■ **EXERCISE AIM**
Set the listing down again exactly, please, apart from its pictures.

■ **PROVIDED DATA**
· · · · ·
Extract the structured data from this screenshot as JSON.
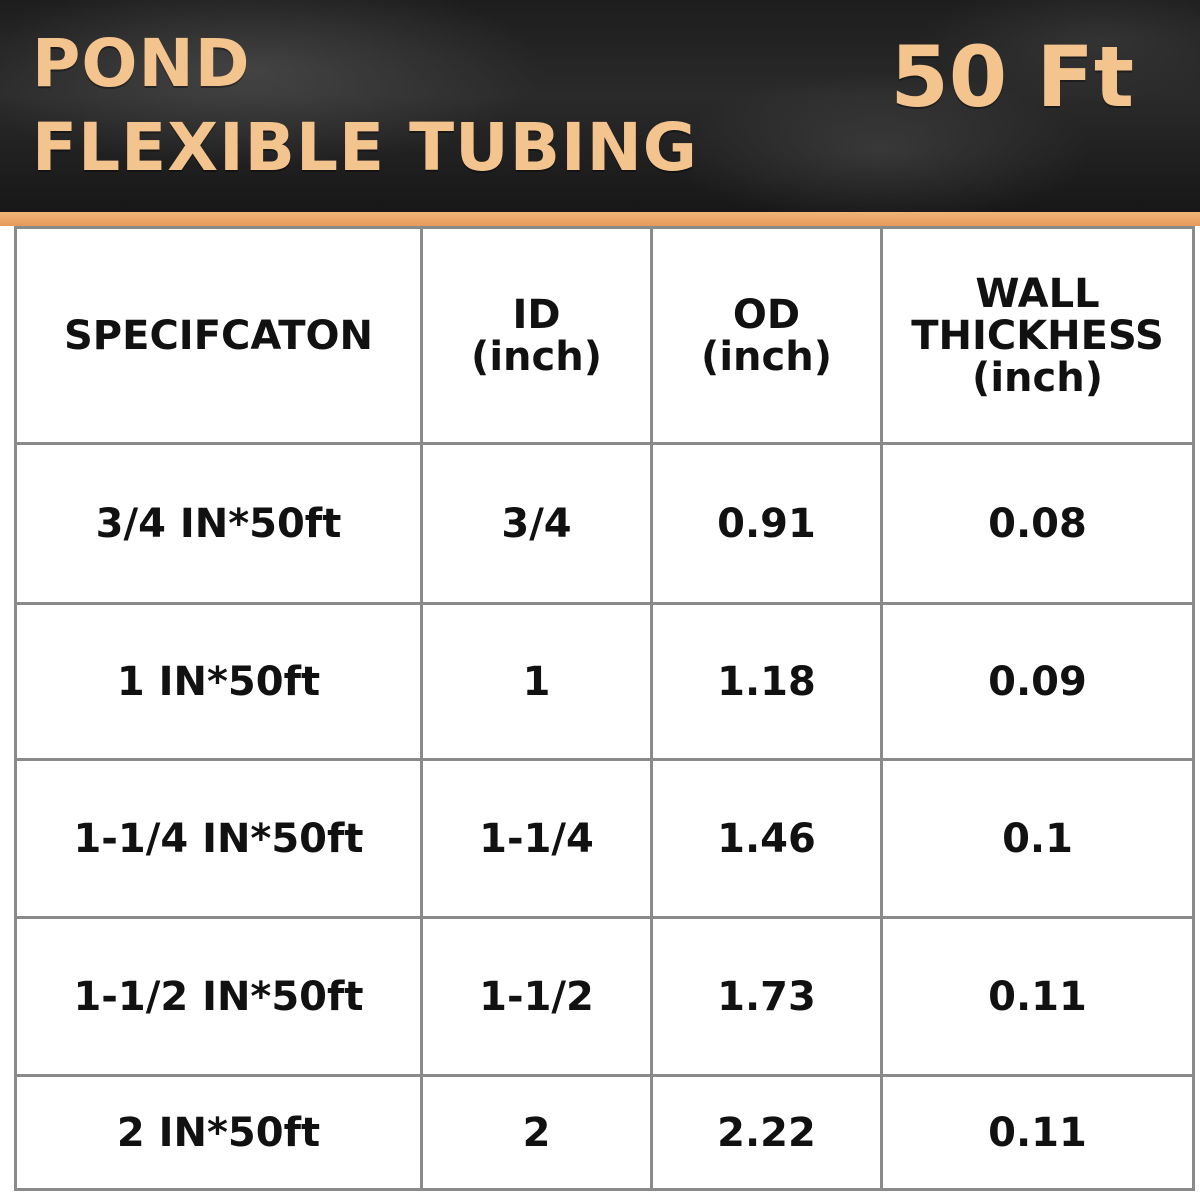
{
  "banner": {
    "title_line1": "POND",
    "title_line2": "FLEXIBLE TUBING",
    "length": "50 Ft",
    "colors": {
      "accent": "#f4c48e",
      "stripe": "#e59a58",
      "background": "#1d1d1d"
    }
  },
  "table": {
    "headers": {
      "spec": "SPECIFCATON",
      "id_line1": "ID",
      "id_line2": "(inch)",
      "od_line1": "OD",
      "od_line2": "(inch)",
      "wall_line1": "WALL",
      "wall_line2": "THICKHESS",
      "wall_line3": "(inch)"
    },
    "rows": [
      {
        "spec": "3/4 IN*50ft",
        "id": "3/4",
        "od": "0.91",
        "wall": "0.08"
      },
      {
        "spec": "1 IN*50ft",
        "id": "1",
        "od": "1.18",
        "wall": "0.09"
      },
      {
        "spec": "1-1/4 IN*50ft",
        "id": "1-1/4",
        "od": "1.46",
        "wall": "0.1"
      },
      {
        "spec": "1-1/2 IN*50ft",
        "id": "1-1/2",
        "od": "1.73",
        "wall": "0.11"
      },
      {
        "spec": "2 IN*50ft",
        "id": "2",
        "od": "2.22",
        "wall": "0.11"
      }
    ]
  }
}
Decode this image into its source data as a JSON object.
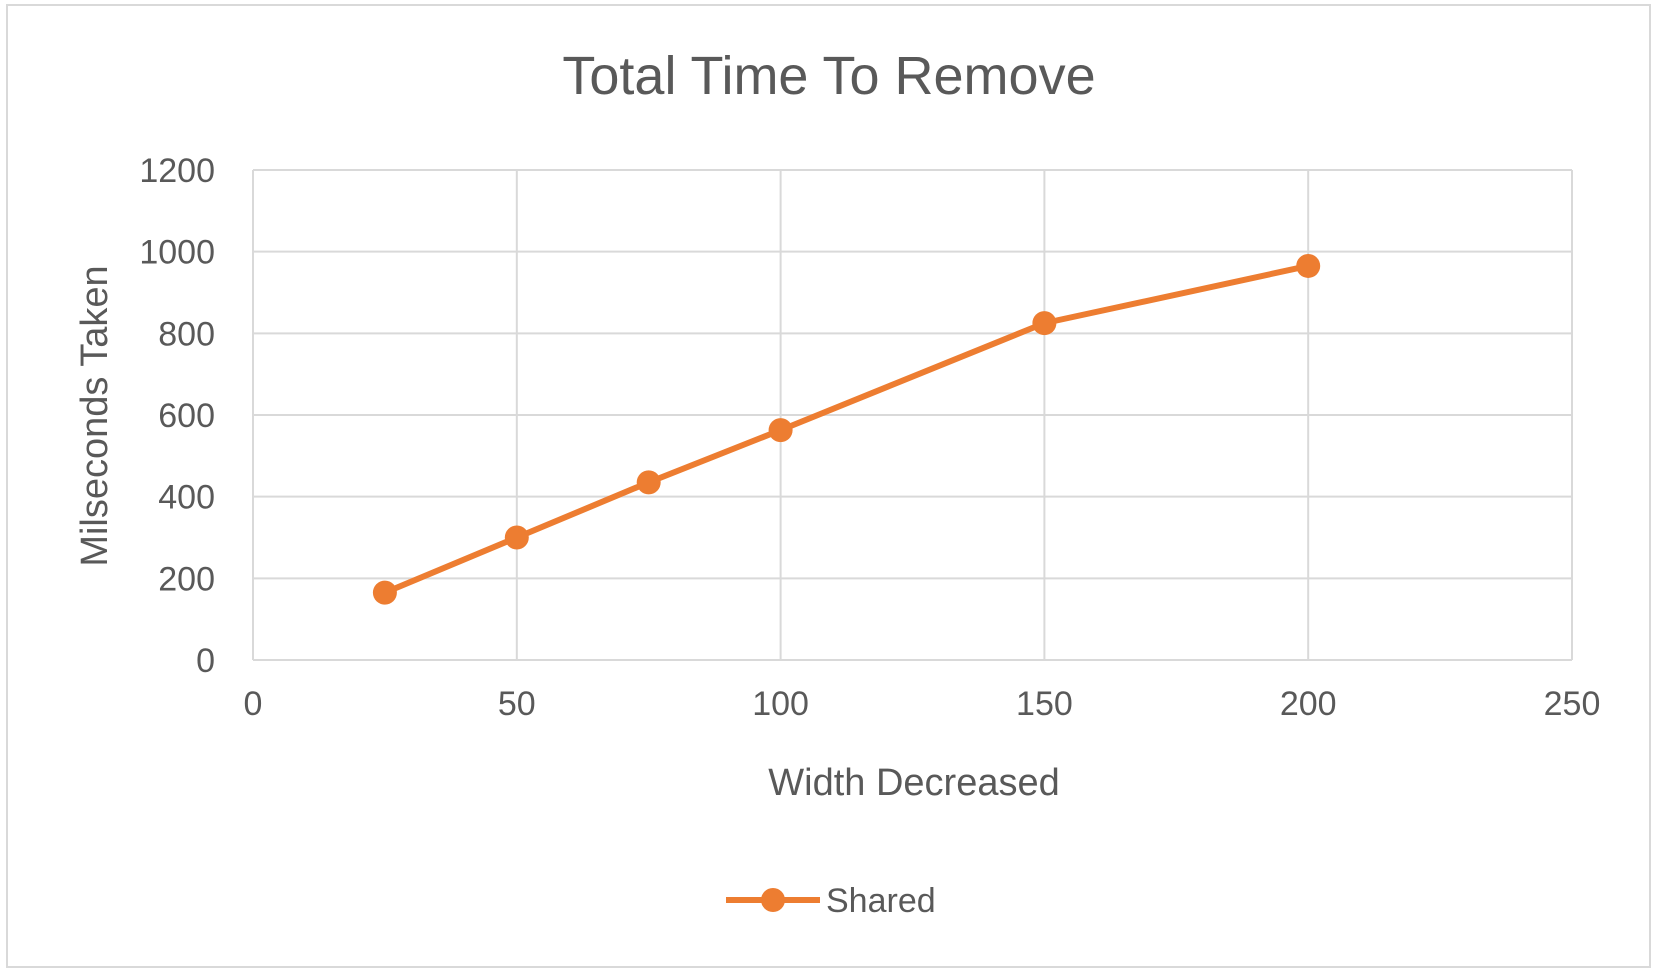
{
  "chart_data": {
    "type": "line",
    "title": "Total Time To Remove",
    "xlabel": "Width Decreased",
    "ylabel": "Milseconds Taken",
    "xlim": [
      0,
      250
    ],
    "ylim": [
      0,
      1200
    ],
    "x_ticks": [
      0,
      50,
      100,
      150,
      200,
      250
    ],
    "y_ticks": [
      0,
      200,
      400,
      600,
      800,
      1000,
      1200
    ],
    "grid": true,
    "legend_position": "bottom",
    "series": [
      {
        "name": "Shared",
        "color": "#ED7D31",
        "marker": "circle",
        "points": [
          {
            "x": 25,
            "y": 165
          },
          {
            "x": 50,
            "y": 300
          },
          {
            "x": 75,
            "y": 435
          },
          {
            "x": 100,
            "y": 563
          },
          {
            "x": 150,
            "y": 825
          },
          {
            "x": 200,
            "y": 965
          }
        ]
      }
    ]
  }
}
· · · · ·
■ **SOLVED EXERCISE**
Extract the structured data from this screenshot as JSON.
{
  "banner": {
    "title_line1": "POND",
    "title_line2": "FLEXIBLE TUBING",
    "length": "50 Ft",
    "colors": {
      "accent": "#f4c48e",
      "stripe": "#e59a58",
      "background": "#1d1d1d"
    }
  },
  "table": {
    "headers": {
      "spec": "SPECIFCATON",
      "id_line1": "ID",
      "id_line2": "(inch)",
      "od_line1": "OD",
      "od_line2": "(inch)",
      "wall_line1": "WALL",
      "wall_line2": "THICKHESS",
      "wall_line3": "(inch)"
    },
    "rows": [
      {
        "spec": "3/4 IN*50ft",
        "id": "3/4",
        "od": "0.91",
        "wall": "0.08"
      },
      {
        "spec": "1 IN*50ft",
        "id": "1",
        "od": "1.18",
        "wall": "0.09"
      },
      {
        "spec": "1-1/4 IN*50ft",
        "id": "1-1/4",
        "od": "1.46",
        "wall": "0.1"
      },
      {
        "spec": "1-1/2 IN*50ft",
        "id": "1-1/2",
        "od": "1.73",
        "wall": "0.11"
      },
      {
        "spec": "2 IN*50ft",
        "id": "2",
        "od": "2.22",
        "wall": "0.11"
      }
    ]
  }
}
Decode this image into its source data as a JSON object.
{
  "chart_data": {
    "type": "line",
    "title": "Total Time To Remove",
    "xlabel": "Width Decreased",
    "ylabel": "Milseconds Taken",
    "xlim": [
      0,
      250
    ],
    "ylim": [
      0,
      1200
    ],
    "x_ticks": [
      0,
      50,
      100,
      150,
      200,
      250
    ],
    "y_ticks": [
      0,
      200,
      400,
      600,
      800,
      1000,
      1200
    ],
    "grid": true,
    "legend_position": "bottom",
    "series": [
      {
        "name": "Shared",
        "color": "#ED7D31",
        "marker": "circle",
        "points": [
          {
            "x": 25,
            "y": 165
          },
          {
            "x": 50,
            "y": 300
          },
          {
            "x": 75,
            "y": 435
          },
          {
            "x": 100,
            "y": 563
          },
          {
            "x": 150,
            "y": 825
          },
          {
            "x": 200,
            "y": 965
          }
        ]
      }
    ]
  }
}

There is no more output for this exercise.